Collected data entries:
§
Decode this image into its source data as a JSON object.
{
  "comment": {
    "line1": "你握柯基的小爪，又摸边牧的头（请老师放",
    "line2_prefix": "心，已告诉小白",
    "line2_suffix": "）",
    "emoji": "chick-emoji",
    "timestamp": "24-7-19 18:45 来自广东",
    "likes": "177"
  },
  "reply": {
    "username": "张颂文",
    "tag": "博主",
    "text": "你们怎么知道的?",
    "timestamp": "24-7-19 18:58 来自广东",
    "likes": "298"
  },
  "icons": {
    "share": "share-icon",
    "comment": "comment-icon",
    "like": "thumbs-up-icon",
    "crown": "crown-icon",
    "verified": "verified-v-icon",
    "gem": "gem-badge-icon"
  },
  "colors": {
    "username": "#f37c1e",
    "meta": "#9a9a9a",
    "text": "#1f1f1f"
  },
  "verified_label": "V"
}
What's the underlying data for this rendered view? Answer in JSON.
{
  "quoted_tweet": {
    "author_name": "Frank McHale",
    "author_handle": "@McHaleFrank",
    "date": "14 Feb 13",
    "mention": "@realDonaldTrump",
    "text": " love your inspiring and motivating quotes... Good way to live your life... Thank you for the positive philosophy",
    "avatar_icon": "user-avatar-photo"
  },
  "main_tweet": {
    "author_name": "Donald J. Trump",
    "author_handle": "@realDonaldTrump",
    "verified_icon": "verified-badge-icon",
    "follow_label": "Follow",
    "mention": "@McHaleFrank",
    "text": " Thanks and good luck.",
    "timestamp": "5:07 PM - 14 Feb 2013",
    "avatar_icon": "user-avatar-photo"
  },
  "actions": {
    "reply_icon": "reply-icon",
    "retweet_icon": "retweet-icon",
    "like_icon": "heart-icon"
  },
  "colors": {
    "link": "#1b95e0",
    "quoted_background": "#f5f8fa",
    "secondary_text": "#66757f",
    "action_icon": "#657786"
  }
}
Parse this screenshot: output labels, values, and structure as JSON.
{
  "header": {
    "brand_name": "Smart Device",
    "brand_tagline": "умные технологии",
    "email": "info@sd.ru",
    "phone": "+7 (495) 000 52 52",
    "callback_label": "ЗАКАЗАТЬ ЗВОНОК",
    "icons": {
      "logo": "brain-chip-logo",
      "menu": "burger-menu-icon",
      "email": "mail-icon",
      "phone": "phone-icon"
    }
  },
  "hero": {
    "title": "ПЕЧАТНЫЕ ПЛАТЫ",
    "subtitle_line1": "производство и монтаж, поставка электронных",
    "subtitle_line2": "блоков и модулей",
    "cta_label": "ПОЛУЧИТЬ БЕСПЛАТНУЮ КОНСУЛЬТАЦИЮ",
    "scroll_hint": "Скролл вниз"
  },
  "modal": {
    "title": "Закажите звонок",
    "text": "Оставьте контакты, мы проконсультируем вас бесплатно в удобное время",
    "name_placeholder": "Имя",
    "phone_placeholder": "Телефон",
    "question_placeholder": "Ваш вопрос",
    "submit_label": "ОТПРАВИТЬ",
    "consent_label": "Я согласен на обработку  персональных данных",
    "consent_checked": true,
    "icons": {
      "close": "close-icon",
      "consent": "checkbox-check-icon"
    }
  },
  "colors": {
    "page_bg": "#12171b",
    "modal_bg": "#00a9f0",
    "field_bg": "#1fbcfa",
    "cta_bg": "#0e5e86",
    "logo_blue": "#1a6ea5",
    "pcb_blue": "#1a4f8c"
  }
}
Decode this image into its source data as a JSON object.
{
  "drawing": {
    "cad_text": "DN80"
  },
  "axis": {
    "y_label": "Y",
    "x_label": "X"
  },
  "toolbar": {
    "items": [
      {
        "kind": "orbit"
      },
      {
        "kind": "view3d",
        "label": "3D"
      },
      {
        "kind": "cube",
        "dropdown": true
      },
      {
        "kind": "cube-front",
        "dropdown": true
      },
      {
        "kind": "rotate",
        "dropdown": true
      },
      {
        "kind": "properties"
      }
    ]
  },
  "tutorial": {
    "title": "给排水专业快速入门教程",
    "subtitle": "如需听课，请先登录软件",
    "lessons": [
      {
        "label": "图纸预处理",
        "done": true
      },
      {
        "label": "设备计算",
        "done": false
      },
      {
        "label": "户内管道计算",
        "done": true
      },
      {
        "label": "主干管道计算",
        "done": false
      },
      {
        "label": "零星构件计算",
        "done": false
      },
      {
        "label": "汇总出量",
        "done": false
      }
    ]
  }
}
§
Pull every line containing "kind" from the data.

        "kind": "orbit"
        "kind": "view3d",
        "kind": "cube",
        "kind": "cube-front",
        "kind": "rotate",
        "kind": "properties"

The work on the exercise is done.